EXERCISE OBJECTIVE —
In the entries below, count each line holding the word "this". Answer with the total alone.

(Data entries)
+++

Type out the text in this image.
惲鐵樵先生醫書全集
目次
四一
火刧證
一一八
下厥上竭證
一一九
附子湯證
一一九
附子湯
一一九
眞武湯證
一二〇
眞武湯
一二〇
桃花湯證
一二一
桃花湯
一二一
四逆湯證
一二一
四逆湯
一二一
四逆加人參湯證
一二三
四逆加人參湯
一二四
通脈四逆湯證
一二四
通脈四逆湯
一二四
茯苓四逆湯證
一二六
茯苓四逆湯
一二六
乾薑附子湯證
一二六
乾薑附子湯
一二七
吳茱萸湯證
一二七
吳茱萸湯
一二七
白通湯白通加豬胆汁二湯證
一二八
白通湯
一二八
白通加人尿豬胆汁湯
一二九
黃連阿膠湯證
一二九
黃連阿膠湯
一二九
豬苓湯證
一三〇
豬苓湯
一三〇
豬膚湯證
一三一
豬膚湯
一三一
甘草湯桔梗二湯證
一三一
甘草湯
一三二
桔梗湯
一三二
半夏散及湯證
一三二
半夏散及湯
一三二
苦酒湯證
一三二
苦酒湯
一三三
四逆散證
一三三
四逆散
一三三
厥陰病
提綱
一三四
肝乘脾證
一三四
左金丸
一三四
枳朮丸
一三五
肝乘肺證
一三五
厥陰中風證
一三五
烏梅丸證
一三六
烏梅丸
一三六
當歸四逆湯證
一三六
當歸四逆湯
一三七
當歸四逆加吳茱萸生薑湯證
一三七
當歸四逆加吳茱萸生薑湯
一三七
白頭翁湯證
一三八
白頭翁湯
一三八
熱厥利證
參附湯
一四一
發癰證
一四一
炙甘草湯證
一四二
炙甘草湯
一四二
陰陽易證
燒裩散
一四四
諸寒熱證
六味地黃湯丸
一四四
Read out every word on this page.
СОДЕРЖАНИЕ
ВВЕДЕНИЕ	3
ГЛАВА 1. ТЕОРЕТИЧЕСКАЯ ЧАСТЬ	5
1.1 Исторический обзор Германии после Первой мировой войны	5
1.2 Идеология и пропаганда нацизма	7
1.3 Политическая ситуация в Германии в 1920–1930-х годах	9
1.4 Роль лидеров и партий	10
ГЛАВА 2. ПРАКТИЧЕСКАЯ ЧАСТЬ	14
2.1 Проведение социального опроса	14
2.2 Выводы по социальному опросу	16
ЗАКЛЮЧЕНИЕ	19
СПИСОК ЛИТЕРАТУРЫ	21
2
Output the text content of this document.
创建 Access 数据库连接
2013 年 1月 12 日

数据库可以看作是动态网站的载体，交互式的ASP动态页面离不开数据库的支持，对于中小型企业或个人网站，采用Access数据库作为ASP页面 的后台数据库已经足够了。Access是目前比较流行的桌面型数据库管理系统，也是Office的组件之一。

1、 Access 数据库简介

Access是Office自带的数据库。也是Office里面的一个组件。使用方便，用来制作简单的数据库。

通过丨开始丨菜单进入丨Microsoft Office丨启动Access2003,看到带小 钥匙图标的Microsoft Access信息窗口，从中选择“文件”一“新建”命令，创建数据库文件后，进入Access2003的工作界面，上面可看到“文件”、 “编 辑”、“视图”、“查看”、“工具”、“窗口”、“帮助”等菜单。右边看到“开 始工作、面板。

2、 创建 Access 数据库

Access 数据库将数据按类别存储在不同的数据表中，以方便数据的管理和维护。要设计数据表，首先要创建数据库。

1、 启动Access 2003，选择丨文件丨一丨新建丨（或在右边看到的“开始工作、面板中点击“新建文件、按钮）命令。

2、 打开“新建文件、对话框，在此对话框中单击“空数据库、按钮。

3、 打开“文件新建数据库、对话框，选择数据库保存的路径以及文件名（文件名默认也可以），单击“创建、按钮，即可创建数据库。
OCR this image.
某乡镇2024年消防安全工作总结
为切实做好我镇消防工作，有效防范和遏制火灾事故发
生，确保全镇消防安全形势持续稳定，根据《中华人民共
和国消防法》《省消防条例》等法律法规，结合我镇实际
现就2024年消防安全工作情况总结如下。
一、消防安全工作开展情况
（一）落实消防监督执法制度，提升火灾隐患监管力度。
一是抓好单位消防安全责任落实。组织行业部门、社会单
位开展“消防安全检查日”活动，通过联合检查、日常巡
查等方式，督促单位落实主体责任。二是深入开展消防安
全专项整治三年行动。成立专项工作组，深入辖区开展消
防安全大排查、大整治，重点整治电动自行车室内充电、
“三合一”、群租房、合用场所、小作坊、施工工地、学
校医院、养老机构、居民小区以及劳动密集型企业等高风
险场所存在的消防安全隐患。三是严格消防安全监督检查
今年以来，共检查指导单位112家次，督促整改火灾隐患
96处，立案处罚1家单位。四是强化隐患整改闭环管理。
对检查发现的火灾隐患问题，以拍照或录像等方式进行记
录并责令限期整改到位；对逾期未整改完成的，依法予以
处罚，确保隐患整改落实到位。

+++

FULL ANSWER —
4